--- begin Rows ---

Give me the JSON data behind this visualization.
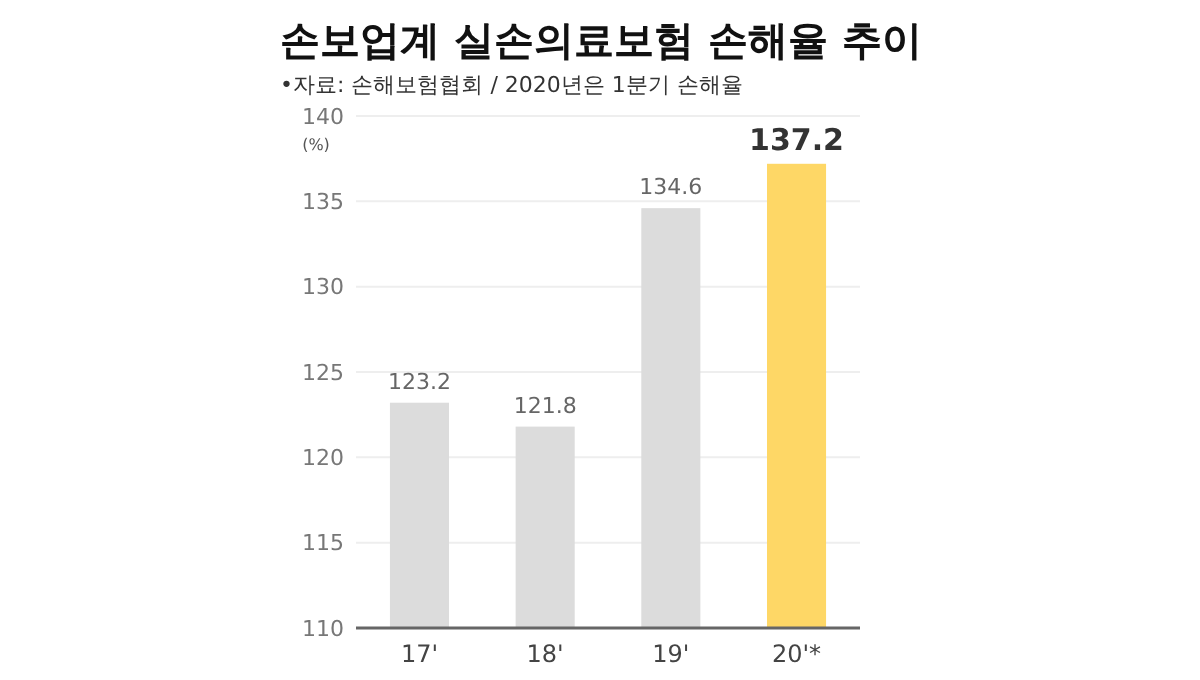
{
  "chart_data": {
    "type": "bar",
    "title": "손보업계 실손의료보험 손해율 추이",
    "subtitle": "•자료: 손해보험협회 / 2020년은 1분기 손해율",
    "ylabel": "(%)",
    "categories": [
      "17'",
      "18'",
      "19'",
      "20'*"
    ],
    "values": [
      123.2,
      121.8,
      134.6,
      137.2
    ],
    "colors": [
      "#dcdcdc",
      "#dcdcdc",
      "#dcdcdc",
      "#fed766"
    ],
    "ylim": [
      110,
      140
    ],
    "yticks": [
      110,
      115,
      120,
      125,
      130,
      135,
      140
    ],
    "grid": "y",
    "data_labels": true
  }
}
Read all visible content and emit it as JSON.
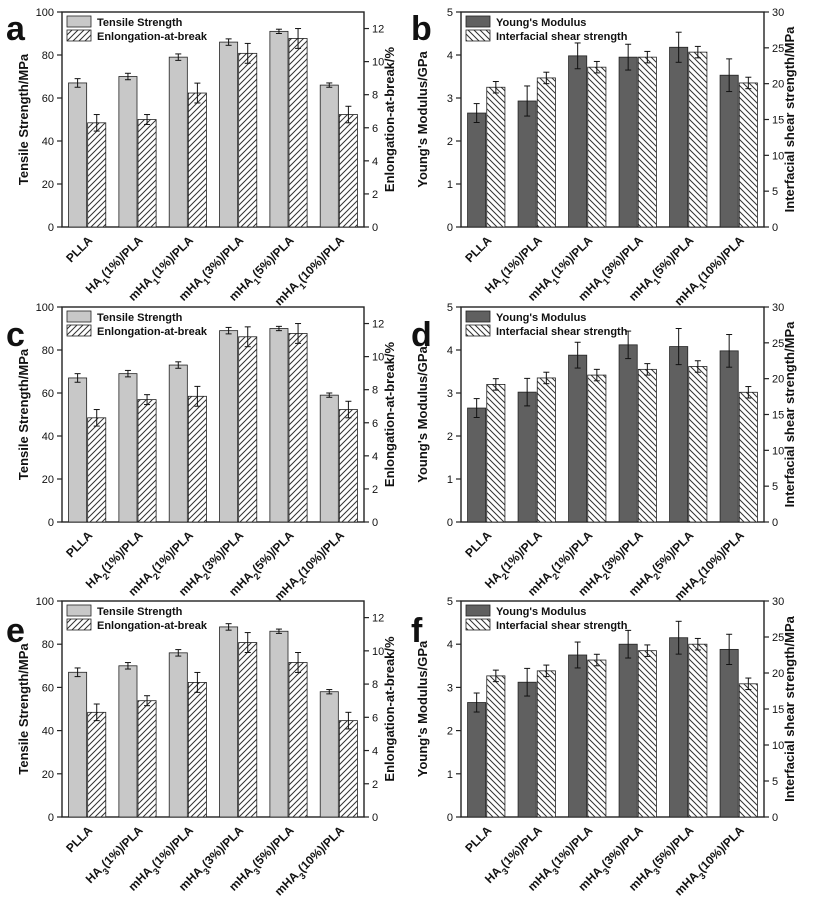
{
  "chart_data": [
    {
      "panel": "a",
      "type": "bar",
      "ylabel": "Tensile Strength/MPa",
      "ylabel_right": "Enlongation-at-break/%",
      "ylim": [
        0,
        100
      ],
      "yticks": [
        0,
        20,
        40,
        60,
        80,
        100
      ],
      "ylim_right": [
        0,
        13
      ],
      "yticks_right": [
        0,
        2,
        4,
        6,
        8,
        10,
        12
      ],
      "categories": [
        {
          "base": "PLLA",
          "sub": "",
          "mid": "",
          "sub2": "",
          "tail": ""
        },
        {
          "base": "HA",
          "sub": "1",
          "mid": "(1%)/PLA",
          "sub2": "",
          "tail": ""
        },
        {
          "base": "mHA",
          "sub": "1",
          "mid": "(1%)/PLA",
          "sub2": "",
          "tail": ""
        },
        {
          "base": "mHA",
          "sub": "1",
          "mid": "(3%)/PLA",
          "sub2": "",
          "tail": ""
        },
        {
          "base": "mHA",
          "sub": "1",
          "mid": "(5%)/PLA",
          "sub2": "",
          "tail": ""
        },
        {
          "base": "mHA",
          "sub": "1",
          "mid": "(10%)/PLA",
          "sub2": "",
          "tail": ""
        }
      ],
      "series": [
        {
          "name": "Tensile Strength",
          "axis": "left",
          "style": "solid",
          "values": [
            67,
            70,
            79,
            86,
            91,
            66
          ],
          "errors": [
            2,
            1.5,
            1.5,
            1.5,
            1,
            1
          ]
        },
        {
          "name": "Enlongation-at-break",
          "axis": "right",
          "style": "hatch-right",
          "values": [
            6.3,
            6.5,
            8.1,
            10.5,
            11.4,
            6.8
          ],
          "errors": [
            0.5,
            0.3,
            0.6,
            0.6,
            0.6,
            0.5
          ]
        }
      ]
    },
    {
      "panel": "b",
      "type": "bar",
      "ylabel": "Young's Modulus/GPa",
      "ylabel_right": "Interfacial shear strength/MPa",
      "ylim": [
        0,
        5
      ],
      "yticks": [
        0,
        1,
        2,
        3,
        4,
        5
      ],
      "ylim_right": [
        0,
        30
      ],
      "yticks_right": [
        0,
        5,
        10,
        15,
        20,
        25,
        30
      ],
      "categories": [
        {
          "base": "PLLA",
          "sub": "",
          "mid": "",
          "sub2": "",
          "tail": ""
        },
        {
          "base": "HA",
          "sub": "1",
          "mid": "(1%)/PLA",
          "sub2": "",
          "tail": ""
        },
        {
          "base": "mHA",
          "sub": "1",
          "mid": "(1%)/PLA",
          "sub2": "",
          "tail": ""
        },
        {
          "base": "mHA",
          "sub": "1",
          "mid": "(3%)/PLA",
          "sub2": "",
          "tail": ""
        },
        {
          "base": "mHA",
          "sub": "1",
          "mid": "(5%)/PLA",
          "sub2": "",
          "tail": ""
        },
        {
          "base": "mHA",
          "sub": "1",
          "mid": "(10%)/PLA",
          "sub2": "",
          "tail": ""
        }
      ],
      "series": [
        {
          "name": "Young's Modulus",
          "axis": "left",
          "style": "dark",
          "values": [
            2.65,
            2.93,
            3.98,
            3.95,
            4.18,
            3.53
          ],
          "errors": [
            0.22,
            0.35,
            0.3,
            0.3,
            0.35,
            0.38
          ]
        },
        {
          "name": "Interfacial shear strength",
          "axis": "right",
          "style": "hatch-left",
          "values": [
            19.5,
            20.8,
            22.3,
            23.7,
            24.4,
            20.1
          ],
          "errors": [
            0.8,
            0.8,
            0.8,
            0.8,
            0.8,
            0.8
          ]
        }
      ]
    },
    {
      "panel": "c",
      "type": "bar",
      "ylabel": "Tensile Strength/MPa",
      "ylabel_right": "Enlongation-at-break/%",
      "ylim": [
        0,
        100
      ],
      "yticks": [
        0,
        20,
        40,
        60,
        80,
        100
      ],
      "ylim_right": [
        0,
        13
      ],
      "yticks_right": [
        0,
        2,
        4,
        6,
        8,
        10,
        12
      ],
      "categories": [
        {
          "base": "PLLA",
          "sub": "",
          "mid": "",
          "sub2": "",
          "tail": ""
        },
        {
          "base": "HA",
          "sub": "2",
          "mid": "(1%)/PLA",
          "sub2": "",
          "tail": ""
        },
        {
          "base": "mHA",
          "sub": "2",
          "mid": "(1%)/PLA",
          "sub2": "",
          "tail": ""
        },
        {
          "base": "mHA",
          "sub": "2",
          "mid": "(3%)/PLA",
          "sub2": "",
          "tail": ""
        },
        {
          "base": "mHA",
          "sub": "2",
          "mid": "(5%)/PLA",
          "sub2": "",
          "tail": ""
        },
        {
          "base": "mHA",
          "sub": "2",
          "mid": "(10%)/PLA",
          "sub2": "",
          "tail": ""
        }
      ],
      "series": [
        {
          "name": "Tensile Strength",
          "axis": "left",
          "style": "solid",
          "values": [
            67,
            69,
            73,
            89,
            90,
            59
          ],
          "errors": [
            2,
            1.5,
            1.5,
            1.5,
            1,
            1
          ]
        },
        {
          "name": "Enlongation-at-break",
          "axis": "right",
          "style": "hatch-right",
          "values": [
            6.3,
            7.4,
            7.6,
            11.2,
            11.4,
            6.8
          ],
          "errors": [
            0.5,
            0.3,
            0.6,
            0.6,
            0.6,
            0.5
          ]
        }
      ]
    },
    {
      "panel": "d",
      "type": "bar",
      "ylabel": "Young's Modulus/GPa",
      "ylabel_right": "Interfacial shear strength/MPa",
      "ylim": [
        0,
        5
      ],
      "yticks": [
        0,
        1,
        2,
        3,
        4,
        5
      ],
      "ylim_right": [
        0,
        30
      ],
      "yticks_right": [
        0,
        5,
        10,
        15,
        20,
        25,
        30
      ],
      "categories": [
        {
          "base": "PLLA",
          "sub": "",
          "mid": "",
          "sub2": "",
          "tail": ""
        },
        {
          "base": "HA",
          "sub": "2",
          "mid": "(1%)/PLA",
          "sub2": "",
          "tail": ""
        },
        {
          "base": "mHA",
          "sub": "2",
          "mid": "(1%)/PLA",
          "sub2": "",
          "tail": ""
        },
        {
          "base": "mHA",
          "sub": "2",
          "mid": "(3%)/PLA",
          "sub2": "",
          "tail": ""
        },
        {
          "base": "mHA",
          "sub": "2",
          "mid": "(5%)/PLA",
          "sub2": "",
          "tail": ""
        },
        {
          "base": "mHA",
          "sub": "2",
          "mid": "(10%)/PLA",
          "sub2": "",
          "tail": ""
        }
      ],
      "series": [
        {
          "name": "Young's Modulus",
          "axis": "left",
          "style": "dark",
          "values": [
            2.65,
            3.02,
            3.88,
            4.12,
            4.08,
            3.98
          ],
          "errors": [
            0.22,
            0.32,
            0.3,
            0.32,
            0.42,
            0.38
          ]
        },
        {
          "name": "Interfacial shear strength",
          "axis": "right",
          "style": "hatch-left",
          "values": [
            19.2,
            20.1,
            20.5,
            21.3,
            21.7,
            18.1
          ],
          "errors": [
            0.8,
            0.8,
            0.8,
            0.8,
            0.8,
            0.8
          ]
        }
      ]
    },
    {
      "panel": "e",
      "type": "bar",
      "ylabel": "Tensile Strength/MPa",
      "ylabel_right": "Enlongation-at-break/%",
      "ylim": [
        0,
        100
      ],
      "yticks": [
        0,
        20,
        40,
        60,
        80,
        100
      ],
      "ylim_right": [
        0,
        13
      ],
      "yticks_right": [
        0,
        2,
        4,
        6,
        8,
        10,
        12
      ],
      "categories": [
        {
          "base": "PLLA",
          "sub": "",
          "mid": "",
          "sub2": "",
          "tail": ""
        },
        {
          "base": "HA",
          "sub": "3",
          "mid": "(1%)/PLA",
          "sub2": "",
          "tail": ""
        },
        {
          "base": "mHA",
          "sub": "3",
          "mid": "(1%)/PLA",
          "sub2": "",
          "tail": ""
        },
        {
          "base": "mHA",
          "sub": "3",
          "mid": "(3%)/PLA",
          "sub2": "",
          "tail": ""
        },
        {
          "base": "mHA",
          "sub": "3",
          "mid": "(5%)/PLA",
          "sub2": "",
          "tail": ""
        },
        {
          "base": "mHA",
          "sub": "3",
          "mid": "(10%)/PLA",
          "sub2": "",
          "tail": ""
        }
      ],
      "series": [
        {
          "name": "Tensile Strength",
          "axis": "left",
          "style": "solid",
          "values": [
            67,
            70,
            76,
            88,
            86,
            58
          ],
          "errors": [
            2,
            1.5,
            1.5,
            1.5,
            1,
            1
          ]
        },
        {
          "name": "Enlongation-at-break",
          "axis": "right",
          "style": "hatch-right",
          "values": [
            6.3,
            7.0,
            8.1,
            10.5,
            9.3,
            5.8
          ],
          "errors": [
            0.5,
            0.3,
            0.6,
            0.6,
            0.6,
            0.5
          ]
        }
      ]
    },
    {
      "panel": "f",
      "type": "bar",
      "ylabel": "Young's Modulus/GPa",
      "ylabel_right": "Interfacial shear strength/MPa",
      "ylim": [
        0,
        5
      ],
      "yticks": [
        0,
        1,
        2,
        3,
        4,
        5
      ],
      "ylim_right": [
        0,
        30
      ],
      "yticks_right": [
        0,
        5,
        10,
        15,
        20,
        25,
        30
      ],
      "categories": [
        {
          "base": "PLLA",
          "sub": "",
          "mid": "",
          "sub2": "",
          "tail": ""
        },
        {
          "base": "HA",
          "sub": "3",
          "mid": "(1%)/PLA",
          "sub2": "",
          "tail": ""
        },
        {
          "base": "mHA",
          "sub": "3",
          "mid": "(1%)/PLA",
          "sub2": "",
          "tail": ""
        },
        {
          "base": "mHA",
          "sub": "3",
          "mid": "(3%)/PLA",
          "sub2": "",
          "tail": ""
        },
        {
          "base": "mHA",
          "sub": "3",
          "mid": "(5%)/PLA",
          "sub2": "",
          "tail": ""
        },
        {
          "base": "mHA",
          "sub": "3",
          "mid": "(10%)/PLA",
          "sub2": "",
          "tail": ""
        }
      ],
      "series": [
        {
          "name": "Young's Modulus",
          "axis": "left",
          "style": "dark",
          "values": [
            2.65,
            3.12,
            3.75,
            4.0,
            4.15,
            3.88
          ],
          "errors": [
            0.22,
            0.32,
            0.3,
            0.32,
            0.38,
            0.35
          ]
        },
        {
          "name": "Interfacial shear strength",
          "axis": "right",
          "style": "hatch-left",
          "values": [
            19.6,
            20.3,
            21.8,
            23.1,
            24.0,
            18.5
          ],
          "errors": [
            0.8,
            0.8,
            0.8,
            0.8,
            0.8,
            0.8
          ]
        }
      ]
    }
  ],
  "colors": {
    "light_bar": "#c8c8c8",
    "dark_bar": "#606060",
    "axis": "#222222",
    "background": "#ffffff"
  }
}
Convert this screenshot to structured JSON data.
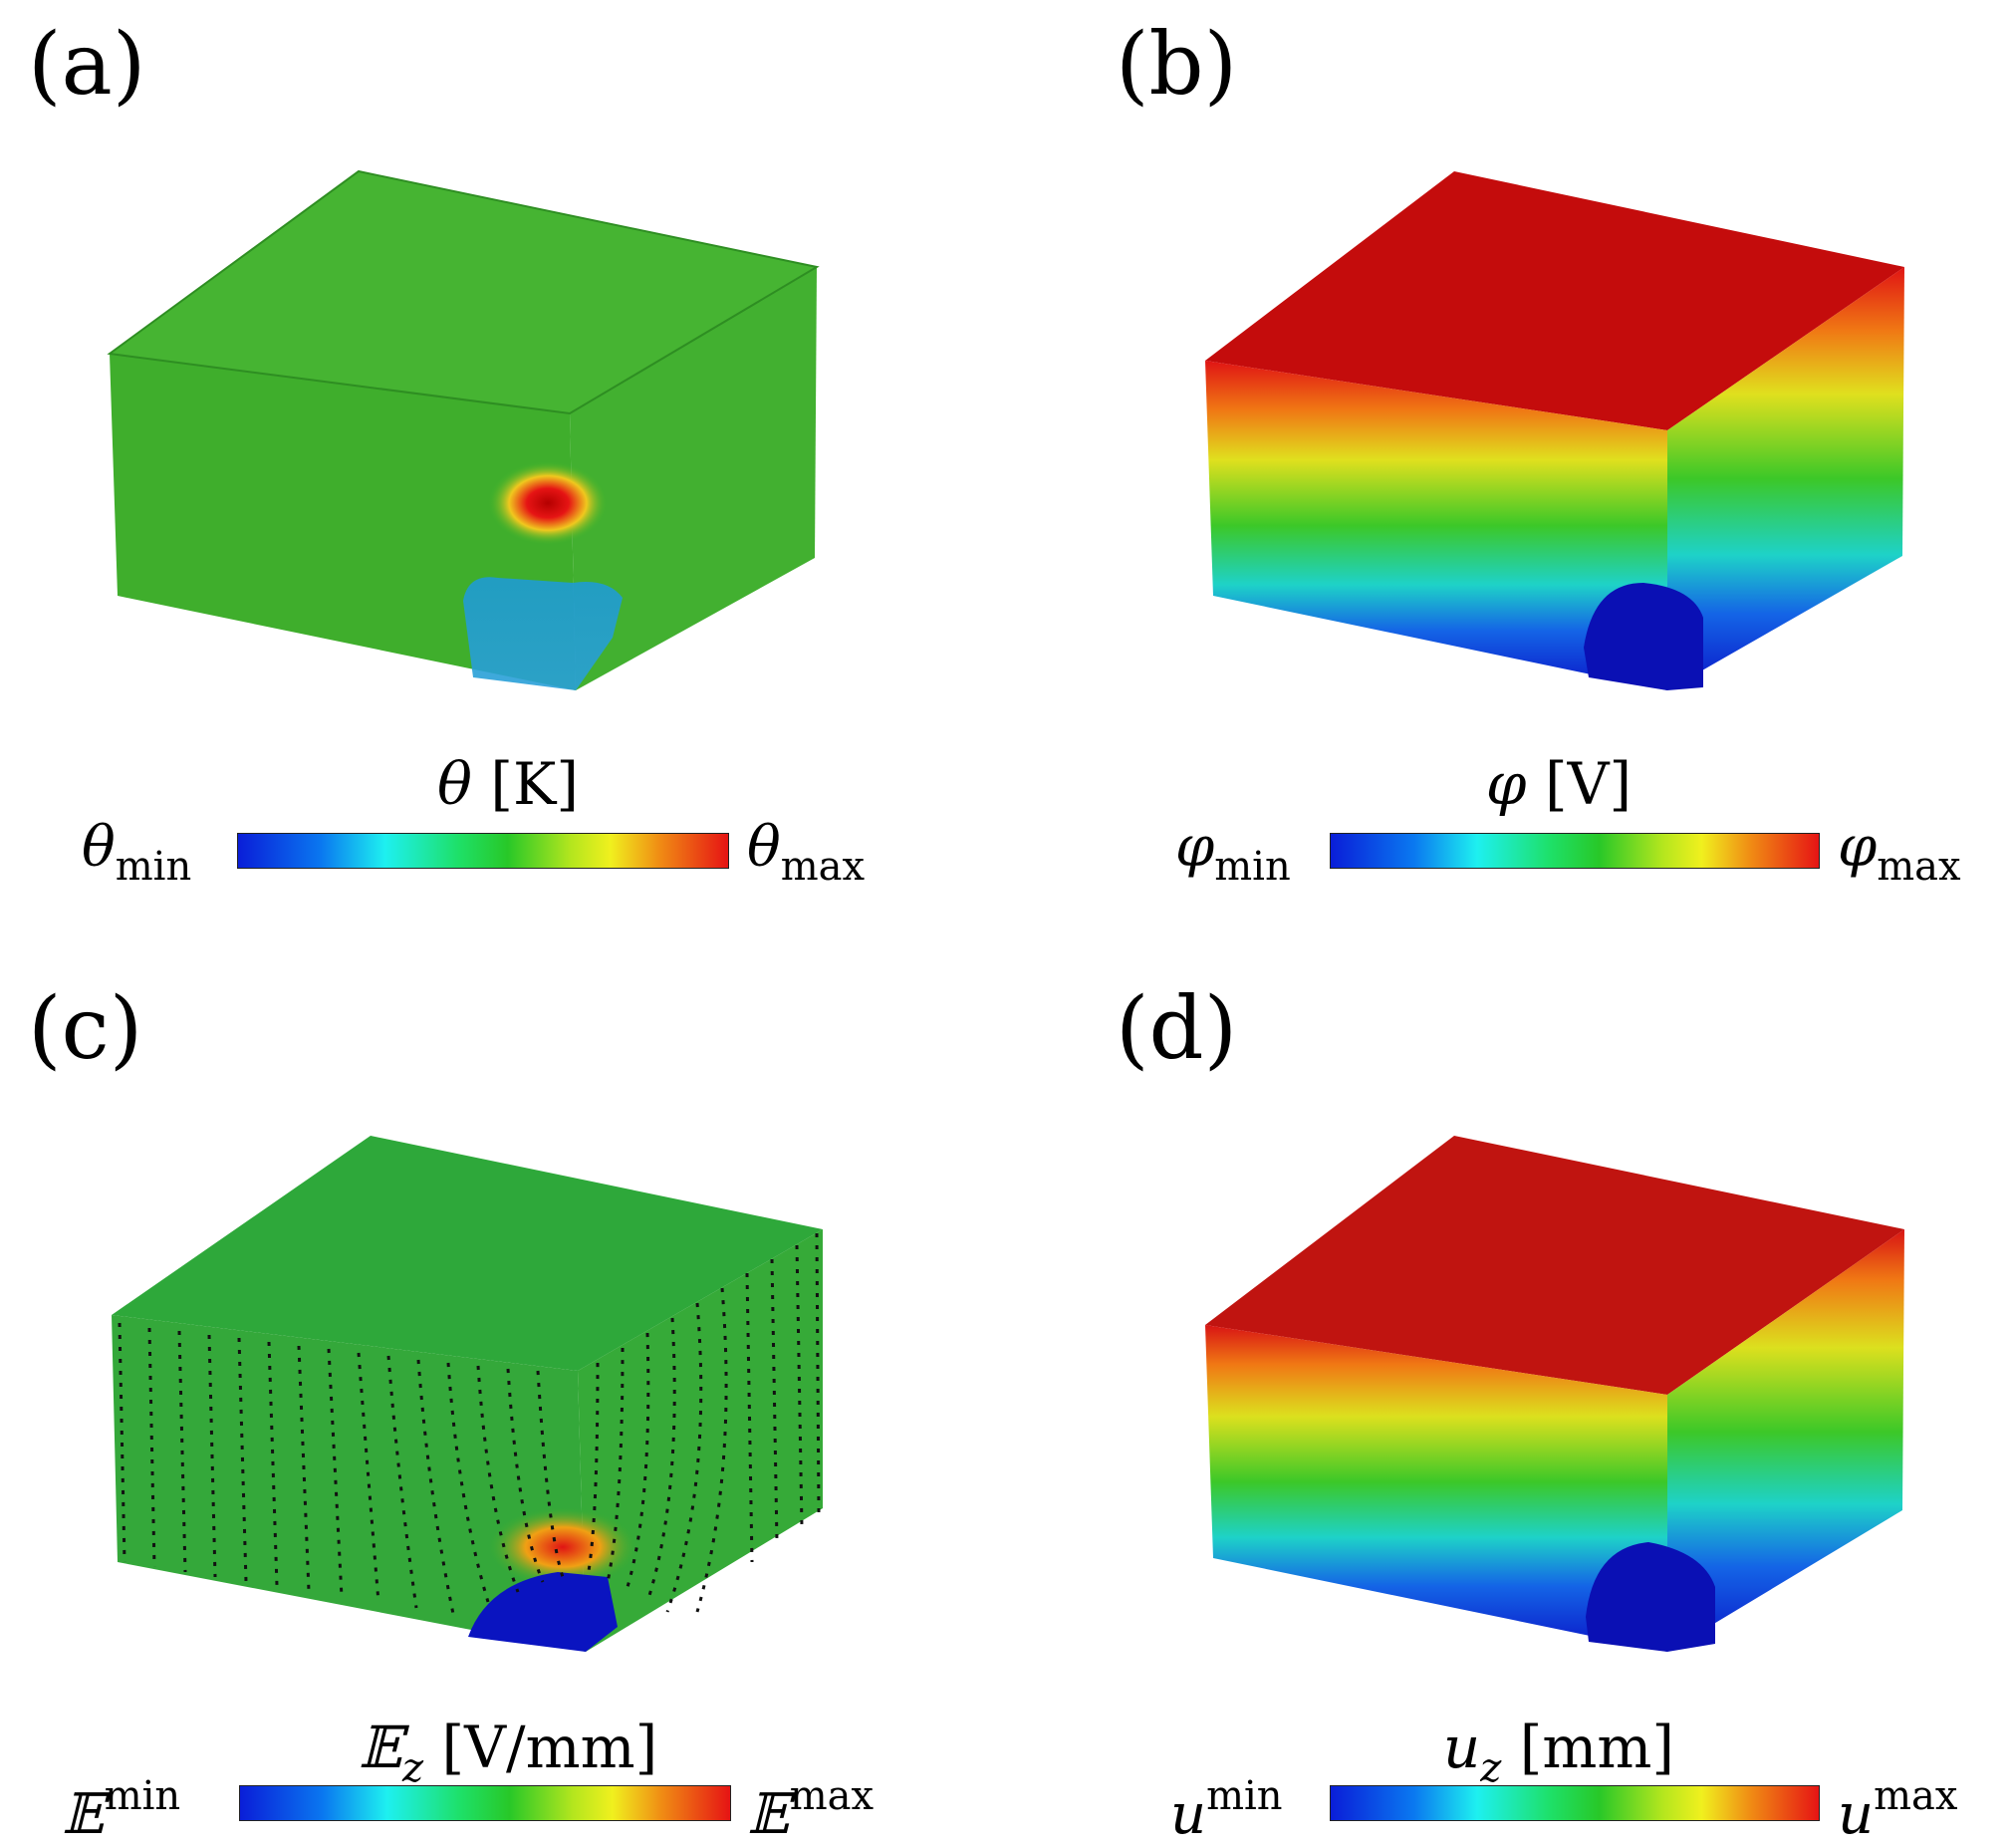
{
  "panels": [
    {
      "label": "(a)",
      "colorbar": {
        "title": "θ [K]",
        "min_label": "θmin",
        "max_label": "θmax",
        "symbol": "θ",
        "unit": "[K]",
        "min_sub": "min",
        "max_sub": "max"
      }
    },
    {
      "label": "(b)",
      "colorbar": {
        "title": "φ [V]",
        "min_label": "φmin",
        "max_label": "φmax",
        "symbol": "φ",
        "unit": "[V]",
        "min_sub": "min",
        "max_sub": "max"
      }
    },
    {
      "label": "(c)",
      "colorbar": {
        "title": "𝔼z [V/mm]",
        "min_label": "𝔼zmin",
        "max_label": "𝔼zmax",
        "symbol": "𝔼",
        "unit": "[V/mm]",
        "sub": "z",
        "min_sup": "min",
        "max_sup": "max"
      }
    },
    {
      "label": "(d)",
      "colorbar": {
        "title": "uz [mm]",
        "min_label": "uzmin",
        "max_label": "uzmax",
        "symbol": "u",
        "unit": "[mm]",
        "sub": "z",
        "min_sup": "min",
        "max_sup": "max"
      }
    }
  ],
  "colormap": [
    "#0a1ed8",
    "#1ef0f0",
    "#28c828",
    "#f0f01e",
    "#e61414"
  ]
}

--- end Rows ---

**Your instructions**
Tally the lines of the data that hold the string "JSON". Answer with the number and nothing more.

**Answer in full**
3